Énoncé a:
Réécrivez sous forme de liste numérotée les lignes des données sources, de la toute première jusqu'à la ligne contenant « bar-value-label: $9 (191, 253, 204, 266) » incluse, sans reprendre les lignes vides.

Extrait du document:
Noël est un mensonge. Certes, le père Noël existe. Mais en 1951 l’évêque de Dijon l’a fait brûler en effigie sur le parvis de sa cathédrale pour protester contre la paganisation de la « sainte fête de la nativité ». Ca ne s’invente pas. Etre brûlé par l'église ça vous place en bonne compagnie dans la notoriété. Sarkozy devrait nous refaire ça, rien que pour illustrer le flot de sottises a-républicaines empuanties de bigoteries, qu’il est allé débiter aux genoux du pape. Face aux « pertes de repères » dont il parle en connaisseur, rien de tel qu’un petit bûcher éducatif. Car depuis le bûcher sans suite de Dijon on ne sait plus ce qu’on fête à Noël. On est en perte de repères non? Peut-être faut-il se résigner à n'y voir qu'une distribution -gratuite de cadeaux en famille. Au lieu de travailler plus pour gagner plus? Alors c’est un mensonge sympathique et bienfaisant. Des qualités très rares en matière de mensonges.

Énoncé b:
Traduisez en anglais cette phrase de l'extrait sur Noël : « Car depuis le bûcher sans suite de Dijon on ne sait plus ce qu'on fête à Noël. »

Lignes sources:
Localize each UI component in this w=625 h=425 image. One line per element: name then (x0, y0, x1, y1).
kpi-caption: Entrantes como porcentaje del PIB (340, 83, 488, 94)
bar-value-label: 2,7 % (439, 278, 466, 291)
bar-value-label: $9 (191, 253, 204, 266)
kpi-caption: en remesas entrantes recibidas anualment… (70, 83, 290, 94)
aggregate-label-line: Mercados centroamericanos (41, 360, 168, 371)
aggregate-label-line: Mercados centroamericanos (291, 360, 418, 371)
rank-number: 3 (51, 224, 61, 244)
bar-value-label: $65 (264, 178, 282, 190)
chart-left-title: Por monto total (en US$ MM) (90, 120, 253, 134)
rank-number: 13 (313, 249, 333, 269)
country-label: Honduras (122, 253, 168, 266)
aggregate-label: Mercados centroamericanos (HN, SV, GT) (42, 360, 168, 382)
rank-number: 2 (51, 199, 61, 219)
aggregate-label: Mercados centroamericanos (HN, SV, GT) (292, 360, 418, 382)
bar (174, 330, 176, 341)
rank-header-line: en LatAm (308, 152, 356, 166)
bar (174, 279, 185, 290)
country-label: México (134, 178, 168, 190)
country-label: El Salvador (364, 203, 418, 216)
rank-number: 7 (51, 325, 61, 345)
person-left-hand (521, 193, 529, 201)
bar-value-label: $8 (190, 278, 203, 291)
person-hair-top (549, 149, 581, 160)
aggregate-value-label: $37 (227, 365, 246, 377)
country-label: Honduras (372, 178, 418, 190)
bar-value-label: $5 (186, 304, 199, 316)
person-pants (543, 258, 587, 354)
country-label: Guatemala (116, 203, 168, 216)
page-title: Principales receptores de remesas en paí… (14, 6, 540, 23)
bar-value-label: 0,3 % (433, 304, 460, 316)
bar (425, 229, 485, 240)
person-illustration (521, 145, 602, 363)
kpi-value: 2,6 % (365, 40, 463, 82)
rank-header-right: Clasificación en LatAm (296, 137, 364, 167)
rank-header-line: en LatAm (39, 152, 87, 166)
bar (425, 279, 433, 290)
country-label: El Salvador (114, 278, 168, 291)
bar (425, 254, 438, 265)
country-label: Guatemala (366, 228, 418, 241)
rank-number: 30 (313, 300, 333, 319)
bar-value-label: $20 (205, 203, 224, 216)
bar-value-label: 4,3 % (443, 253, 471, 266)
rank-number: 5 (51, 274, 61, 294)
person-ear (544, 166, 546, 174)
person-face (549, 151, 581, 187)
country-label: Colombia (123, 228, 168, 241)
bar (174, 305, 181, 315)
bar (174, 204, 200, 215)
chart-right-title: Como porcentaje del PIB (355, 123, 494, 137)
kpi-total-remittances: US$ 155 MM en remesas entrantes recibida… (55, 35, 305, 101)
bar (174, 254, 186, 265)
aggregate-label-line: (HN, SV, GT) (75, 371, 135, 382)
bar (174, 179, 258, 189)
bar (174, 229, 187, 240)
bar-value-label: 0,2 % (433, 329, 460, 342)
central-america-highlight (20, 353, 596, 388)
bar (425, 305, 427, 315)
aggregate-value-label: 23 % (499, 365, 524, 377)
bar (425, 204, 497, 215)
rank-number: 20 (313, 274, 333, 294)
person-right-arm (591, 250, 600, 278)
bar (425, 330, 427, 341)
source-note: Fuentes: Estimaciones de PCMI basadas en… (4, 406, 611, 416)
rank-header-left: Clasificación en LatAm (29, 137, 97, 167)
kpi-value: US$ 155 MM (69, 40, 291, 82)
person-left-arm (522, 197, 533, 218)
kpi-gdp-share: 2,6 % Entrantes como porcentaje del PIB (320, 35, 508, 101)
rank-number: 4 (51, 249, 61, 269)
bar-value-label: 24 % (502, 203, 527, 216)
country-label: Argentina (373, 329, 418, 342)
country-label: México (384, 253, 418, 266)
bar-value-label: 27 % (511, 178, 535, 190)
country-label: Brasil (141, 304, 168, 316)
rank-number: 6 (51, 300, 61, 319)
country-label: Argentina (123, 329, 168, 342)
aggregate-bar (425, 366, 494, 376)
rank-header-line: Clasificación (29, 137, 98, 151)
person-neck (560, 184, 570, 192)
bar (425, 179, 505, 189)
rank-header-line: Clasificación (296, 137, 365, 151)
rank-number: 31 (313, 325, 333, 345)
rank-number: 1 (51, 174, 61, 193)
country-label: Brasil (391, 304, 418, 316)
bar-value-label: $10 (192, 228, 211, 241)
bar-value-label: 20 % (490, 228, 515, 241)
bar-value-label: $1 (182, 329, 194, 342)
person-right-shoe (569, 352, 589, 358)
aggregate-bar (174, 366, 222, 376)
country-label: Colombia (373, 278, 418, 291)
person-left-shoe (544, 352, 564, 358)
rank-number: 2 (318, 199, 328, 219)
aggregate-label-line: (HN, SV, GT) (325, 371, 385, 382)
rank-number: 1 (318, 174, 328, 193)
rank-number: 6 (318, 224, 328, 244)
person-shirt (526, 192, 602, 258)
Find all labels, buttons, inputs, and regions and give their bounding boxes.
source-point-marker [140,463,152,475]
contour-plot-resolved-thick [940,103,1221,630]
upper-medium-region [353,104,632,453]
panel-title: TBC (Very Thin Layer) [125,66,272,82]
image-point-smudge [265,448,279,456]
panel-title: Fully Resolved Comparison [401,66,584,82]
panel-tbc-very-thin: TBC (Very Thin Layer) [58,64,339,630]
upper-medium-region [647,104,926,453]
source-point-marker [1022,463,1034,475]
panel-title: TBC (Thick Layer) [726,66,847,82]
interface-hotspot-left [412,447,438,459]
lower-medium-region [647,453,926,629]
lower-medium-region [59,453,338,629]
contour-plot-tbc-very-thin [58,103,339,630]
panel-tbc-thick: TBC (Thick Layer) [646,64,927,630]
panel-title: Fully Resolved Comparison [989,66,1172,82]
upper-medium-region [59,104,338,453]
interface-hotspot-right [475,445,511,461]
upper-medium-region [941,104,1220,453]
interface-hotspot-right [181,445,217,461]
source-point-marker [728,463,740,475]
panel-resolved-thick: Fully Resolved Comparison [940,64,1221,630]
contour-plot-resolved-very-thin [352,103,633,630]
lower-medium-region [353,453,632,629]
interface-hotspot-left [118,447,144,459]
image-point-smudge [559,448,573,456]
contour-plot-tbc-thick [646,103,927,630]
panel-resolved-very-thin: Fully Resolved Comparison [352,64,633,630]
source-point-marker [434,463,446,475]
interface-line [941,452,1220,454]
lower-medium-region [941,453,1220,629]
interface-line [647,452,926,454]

Corrigé a:
1. Localize each UI component in this w=625 h=425 image. One line per element: name then (x0, y0, x1, y1).
2. kpi-caption: Entrantes como porcentaje del PIB (340, 83, 488, 94)
3. bar-value-label: 2,7 % (439, 278, 466, 291)
4. bar-value-label: $9 (191, 253, 204, 266)

Corrigé b:
For ever since the Dijon bonfire that led nowhere, we no longer know what we are celebrating at Christmas.